Traducción: Montserrat Armas & Rafael-José Díaz

Editor digital: Banshee

Escaneo y OCR: Blok



  PRÓLOGO


 Oh, lenguaje, descriptor para sí mismo indescriptible, que busca

empujando hacia lo indescriptible.

Ninguna palabra viviría si no temblara por el extraño sonido de otro valle,

por el sonido de un aliento de allí, que eleva lo descriptible a lo indescriptible,

al porqué sin máscara, y es

el lenguaje sin máscara, por el que lucha el hombre,

su sonido de campana interrogante,

lo inexistente como su ser más profundo

lo inamante como su más profundo amor,

lo involuntario como su más profunda voluntad,

la disolución de lo humano —su más profunda humanidad.


Hermann Broch escribió estos versos en 1946. Llevaba años cortejando la lengua del arte, la que está más cerca de la poesía. Así y todo, Hanna Arendt afirma que fue poeta contra su voluntad: “ser poeta y no querer serlo constituyó el rasgo característico de su personalidad, inspiró la acción dramática de su obra más importante y se convirtió en el conflicto central de su vida”[1]. Pero Broch fue poeta incluso en sus obras en prosa, y aquella a la cual se refiere la ensayista, La muerte de Virgilio, lo situó pronto entre los grandes escritores del siglo XX. Precisamente el tema de dicha obra es la duda sobre la validez de la poesía, y en ella la Eneida debe ser quemada en aras del conocimiento empírico. Con todo, el conocimiento digno del arte, el verdadero conocimiento, es para Broch aquel que la poesía puede desvelar, pues existe “el deseo de todo arte, de todo arte grande […] de volver a ser mito, de volver a presentar la totalidad del universo”[2].
Esa totalidad que ha de ser expresada, una totalidad huidiza, fluctuante, sólo puede captarse mediante un conocimiento que supere el tiempo y la muerte. Y éste es el que Broch asigna al arte. El primer medio para descubrir ese “todo” es la simultaneidad lograda con la palabra. Y la palabra poética, que se mueve entre imagen y música, resulta adecuada a este fin, ya que lo que se pide al lenguaje es “hacer audibles y visibles unidades cognoscitivas”[3]. Y esto se hace patente en toda su escritura, hasta el punto de que la prosa se transforma en poesía en sus novelas.

***

Problema planteado 1 –
Cita textualmente el pasaje del prólogo sobre Hermann Broch que empieza con "el lenguaje sin" y continúa hasta "más profunda humanidad.".
Problema planteado 2 –
Prosigue la redacción del prólogo sobre Hermann Broch a partir de su última oración.

Material proporcionado –
***

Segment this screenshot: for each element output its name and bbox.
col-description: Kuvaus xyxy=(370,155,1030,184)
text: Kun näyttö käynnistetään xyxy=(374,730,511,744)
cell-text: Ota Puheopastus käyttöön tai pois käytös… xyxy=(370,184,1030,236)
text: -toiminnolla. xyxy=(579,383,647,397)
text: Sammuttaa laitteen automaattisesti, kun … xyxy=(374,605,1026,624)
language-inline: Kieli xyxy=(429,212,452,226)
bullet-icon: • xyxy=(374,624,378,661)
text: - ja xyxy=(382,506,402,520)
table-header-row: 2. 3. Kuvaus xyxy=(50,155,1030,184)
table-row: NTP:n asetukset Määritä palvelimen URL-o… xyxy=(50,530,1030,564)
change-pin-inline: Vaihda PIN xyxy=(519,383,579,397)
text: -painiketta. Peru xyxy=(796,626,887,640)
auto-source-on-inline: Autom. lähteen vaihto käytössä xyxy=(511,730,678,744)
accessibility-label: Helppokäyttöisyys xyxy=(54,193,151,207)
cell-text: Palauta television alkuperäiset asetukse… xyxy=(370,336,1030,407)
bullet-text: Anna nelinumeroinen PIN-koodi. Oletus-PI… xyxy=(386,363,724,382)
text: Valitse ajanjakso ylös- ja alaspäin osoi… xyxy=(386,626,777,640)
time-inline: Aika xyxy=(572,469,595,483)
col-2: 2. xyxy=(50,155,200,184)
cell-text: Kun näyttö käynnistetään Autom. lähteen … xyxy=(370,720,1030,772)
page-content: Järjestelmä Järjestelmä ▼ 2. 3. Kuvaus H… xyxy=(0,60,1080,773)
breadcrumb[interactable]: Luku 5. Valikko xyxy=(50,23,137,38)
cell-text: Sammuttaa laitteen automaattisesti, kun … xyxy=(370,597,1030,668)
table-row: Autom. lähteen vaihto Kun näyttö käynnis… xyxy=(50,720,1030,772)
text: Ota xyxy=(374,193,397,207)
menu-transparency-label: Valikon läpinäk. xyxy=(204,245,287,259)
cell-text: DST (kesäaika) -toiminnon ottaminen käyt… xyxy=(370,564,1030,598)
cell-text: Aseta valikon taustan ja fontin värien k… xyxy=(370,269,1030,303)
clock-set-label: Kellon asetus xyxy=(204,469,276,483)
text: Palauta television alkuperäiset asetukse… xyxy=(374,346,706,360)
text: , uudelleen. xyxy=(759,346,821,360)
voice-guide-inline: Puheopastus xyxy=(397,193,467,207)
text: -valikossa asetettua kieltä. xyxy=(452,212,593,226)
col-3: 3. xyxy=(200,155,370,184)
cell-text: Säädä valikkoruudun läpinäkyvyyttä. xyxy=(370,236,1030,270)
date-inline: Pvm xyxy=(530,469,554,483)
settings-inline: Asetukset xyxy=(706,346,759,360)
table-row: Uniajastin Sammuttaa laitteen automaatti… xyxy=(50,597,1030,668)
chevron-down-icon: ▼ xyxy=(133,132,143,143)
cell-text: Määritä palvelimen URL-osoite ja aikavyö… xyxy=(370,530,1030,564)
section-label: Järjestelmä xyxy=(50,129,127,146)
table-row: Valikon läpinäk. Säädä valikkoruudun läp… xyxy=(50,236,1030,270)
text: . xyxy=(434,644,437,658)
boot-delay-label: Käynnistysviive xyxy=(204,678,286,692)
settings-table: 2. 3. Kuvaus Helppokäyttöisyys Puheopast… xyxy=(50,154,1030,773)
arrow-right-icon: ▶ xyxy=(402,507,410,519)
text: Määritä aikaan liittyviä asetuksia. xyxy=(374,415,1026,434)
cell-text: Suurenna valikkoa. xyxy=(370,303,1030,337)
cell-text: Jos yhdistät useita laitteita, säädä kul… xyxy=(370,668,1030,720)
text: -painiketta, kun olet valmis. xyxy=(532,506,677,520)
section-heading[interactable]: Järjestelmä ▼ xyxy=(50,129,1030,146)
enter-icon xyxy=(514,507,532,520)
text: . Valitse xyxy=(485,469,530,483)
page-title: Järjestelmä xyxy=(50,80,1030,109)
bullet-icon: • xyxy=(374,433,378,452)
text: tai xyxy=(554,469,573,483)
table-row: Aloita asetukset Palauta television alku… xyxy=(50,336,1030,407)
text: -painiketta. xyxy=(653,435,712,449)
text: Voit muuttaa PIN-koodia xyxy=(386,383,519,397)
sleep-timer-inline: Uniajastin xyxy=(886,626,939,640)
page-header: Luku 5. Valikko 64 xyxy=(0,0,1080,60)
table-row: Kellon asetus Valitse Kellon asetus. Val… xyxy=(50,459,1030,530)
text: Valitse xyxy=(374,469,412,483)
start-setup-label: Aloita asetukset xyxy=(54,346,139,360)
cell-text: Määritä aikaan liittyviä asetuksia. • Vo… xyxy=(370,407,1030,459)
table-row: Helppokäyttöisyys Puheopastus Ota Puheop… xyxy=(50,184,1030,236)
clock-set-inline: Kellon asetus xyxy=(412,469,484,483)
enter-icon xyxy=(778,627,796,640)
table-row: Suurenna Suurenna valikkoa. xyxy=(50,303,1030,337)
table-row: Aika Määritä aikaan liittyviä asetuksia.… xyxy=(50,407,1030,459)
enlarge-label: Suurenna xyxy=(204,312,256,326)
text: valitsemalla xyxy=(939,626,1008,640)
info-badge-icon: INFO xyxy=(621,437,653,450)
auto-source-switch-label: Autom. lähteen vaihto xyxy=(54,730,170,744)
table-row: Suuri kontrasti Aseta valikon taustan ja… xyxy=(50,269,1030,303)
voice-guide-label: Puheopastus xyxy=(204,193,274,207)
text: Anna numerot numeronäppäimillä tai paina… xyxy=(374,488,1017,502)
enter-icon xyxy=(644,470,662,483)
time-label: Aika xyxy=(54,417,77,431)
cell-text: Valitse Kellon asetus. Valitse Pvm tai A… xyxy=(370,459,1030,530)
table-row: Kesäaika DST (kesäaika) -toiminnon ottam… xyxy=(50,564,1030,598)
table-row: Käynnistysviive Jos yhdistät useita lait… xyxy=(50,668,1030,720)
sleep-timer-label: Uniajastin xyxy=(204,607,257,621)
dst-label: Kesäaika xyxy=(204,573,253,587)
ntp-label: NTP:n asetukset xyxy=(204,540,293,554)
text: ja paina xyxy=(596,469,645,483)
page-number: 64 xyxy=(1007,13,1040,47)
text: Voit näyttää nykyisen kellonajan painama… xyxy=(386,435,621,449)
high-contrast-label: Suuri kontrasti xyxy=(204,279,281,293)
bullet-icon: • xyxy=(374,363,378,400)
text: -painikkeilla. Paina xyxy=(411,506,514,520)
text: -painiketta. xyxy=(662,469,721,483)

***

Resultado esperado 1 –
el lenguaje sin máscara, por el que lucha el hombre,

su sonido de campana interrogante,

lo inexistente como su ser más profundo

lo inamante como su más profundo amor,

lo involuntario como su más profunda voluntad,

la disolución de lo humano —su más profunda humanidad.

Resultado esperado 2 –
Broch, de todos modos, no recogió en libro sus poemas; aparecieron reunidos por primera vez en sus obras completas en 1953[4]. Hijo del momento de predominio del cientifismo, que comportaba en literatura un enfoque concreto de la condición humana (cultura versus natura), pero heredero de la tendencia que nos habla de un modo de vivir poéticamente la naturaleza, la Naturlyrik, arraigada en la literatura alemana desde el Romanticismo (revitalizada por tres grandes poetas que se asimilan con el neorromanticismo, el simbolismo y el modernismo: Hofmannsthal, Rilke y Stefan George), y a un mismo tiempo alcanzado por el expresionismo —aunque lejos de la poesía de la gran ciudad, la Grosstadtlyrik—, Hermann Broch, a través de sus versos, va abriendo paso decidido a sus ideas, que acaban por concretarse en una particular construcción del poema.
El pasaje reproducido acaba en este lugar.